→ **Short exercise**: Search the data for the string "виды" and extract every line where it appears.
## Start Given data
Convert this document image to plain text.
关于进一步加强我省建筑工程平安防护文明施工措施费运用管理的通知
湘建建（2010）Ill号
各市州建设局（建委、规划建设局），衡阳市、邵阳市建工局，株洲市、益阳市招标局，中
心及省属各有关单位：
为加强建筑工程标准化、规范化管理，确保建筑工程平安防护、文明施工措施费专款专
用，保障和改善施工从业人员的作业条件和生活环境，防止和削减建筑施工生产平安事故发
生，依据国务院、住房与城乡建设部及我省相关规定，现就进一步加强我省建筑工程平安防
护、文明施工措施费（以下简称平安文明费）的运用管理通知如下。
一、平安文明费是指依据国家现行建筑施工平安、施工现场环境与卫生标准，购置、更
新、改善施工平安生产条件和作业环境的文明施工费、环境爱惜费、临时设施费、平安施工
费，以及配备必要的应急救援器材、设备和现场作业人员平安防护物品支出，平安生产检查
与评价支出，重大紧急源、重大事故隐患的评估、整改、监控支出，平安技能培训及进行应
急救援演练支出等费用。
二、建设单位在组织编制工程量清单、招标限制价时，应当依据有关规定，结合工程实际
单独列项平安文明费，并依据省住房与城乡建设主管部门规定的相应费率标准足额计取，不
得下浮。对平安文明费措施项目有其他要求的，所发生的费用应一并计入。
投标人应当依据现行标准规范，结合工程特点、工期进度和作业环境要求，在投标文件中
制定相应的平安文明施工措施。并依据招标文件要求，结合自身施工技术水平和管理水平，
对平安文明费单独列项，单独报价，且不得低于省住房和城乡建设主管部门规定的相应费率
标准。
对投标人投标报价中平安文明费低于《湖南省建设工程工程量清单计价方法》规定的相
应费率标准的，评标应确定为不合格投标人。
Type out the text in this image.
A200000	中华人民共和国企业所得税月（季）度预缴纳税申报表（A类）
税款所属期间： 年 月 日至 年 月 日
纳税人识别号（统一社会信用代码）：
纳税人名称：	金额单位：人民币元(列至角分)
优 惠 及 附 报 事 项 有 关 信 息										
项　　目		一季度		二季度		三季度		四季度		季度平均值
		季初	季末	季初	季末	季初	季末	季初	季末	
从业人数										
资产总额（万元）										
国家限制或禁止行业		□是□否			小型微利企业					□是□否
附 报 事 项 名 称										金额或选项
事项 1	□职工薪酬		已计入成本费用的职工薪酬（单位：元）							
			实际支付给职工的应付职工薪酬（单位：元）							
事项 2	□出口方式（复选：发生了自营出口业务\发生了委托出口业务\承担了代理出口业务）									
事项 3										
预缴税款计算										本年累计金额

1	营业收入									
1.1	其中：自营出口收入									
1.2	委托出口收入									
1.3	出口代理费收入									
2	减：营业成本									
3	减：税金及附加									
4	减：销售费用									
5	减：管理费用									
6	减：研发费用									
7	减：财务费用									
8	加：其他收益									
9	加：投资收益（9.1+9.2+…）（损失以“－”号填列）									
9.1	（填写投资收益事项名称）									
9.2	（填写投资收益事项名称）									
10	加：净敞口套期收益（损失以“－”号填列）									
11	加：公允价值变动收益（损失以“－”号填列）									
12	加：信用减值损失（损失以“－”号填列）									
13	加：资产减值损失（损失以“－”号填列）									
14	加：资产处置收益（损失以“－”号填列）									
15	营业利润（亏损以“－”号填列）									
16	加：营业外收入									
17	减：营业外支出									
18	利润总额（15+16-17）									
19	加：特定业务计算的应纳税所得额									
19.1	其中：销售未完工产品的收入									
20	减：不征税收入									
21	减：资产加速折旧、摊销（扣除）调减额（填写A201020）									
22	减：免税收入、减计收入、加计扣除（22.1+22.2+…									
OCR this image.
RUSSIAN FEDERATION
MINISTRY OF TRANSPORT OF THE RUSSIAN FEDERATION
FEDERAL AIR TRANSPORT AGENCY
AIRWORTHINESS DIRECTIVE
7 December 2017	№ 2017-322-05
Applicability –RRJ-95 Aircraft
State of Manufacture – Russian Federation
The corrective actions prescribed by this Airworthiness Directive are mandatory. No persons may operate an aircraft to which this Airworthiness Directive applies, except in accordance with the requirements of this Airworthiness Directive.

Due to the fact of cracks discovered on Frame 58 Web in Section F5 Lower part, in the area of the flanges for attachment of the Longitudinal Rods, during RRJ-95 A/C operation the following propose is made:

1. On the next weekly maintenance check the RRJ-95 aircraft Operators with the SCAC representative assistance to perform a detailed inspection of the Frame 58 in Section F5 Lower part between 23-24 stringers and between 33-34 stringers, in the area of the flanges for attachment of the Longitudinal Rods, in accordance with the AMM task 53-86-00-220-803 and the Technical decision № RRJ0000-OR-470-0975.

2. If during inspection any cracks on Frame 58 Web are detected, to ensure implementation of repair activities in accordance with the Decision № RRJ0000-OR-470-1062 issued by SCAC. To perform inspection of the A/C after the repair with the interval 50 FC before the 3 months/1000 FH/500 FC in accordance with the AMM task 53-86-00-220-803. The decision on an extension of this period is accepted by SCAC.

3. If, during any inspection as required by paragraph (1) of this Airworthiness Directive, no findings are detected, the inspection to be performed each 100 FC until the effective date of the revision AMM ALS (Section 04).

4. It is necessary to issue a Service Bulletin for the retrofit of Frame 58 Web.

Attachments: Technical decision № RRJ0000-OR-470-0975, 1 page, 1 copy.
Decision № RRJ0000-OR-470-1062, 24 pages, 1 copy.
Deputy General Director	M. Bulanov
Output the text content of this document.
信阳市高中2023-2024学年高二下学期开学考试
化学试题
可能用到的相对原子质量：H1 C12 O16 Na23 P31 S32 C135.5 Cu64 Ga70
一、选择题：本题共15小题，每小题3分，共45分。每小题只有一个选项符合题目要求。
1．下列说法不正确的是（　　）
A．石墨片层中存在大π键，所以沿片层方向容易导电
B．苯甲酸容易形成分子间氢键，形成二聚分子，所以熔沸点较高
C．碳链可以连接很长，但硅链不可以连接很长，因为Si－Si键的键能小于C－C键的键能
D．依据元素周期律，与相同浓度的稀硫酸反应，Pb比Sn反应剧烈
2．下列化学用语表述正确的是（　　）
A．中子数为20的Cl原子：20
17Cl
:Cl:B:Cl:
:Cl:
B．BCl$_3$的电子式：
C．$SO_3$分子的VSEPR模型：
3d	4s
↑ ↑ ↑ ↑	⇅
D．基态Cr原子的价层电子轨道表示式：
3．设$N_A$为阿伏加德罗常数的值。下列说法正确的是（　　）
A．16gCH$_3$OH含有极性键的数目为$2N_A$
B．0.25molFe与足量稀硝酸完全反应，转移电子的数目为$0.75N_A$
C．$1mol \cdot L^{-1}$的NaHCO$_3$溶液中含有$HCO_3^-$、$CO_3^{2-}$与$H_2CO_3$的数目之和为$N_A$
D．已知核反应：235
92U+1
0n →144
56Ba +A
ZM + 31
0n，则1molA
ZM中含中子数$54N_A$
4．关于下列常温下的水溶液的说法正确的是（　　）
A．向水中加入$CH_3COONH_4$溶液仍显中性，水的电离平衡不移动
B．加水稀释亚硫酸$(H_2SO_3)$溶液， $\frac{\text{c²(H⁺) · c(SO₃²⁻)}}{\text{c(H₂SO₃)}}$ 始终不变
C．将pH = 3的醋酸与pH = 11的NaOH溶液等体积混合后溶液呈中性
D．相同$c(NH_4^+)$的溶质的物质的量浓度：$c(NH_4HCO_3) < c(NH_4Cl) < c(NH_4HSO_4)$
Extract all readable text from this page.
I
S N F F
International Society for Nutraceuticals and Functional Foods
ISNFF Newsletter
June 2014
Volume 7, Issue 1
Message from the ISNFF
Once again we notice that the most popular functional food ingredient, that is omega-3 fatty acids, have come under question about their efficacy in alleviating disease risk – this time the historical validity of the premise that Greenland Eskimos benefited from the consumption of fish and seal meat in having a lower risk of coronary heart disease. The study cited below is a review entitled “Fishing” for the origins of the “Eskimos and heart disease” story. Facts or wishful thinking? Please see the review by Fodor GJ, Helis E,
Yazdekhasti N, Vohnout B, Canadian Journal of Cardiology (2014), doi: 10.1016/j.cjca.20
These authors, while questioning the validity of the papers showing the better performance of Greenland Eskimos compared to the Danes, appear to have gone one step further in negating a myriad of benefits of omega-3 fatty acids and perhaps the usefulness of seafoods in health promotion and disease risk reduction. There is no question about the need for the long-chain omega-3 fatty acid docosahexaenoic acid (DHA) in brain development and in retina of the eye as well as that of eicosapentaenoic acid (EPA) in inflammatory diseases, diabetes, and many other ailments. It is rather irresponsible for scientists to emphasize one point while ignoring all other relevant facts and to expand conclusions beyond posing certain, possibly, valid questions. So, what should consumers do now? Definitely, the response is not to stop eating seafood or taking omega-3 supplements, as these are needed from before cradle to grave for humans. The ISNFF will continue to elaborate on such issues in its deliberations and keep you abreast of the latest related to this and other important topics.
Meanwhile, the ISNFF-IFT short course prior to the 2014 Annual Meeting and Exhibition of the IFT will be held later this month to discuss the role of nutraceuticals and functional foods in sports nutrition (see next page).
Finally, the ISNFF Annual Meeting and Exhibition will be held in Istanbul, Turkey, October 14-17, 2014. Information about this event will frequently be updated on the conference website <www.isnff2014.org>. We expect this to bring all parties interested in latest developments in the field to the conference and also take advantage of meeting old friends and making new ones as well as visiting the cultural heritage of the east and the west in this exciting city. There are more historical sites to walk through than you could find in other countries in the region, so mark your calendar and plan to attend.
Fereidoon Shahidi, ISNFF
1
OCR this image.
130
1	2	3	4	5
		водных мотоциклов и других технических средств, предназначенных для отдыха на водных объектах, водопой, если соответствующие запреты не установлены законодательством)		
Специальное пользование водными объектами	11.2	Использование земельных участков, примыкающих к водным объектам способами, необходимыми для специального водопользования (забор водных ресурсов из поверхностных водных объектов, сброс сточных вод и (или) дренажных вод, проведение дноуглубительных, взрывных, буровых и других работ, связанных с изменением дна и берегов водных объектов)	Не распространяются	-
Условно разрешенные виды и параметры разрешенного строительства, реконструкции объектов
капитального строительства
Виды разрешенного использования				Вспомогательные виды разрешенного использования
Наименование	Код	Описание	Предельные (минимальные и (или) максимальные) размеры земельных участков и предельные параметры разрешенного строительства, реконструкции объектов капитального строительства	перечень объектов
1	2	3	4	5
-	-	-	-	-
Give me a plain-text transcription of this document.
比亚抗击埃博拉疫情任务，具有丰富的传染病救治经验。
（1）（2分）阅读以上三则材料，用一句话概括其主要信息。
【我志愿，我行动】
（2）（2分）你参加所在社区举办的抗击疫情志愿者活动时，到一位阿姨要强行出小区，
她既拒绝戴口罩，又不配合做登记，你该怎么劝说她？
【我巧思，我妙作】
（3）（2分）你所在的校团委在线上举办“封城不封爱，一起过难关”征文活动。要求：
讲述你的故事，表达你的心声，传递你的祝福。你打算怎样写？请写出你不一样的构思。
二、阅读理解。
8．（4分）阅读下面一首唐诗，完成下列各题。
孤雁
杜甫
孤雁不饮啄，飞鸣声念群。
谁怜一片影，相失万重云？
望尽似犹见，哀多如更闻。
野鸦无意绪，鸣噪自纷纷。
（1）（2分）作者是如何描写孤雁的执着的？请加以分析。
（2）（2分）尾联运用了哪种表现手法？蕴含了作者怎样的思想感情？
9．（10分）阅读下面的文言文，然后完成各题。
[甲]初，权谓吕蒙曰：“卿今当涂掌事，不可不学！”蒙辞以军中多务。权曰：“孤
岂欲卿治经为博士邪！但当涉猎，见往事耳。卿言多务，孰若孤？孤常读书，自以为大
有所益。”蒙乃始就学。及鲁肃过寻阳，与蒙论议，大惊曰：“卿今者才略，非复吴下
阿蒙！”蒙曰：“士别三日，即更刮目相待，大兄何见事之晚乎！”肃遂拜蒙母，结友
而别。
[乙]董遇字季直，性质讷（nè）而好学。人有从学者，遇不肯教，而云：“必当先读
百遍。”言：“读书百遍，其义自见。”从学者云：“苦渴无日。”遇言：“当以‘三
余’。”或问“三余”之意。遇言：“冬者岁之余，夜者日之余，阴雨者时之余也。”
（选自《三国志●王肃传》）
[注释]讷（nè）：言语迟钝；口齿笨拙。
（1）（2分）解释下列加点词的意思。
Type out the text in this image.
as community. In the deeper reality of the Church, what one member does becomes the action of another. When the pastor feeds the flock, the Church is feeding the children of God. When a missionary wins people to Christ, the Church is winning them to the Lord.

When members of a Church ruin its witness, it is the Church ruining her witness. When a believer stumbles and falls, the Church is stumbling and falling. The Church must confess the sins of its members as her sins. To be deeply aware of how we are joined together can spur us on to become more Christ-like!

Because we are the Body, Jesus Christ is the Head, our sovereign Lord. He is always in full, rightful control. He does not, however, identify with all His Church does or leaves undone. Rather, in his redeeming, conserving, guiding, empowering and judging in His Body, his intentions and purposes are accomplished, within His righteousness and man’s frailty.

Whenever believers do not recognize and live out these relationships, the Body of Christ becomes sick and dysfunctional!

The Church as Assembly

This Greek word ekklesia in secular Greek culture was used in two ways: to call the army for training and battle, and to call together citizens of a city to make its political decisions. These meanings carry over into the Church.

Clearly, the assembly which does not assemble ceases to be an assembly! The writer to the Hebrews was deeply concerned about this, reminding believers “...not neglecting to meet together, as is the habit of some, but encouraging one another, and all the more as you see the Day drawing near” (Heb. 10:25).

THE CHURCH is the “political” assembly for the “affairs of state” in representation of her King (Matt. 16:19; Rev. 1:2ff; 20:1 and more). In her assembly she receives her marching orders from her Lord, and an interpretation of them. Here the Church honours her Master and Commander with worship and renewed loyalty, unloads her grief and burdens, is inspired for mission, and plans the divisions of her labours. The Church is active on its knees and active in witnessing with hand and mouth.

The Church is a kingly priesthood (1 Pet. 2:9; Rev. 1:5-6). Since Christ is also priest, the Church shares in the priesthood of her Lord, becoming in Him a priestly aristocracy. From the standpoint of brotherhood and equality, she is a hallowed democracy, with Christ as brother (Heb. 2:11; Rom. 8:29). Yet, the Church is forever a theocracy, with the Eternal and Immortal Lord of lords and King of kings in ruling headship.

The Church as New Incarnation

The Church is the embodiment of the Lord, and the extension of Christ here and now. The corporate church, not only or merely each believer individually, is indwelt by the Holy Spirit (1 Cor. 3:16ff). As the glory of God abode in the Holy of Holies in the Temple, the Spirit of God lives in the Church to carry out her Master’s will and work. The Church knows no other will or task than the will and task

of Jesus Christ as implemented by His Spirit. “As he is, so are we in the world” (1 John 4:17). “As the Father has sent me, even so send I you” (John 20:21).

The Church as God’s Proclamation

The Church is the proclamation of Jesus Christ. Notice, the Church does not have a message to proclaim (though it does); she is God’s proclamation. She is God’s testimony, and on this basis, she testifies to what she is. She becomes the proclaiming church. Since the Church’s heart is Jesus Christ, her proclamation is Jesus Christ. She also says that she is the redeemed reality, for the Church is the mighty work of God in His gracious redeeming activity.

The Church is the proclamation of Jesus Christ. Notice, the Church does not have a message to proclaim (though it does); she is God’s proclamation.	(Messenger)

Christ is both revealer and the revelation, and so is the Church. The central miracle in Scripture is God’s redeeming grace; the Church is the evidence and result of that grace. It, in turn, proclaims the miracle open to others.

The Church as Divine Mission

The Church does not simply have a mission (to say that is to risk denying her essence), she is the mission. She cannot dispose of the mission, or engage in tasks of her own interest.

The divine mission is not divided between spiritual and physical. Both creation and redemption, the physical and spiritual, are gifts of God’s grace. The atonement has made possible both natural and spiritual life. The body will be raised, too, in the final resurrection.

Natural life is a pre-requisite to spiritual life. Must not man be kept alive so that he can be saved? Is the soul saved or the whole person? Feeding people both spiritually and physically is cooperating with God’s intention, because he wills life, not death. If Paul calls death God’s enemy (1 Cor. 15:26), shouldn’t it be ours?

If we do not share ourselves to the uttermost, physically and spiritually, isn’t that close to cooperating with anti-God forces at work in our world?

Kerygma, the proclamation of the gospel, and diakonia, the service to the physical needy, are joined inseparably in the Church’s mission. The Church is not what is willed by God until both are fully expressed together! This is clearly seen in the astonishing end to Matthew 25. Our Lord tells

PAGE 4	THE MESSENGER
## End Given data
→ **Result of this exercise**:
Условно разрешенные виды и параметры разрешенного строительства, реконструкции объектов
Виды разрешенного использования				Вспомогательные виды разрешенного использования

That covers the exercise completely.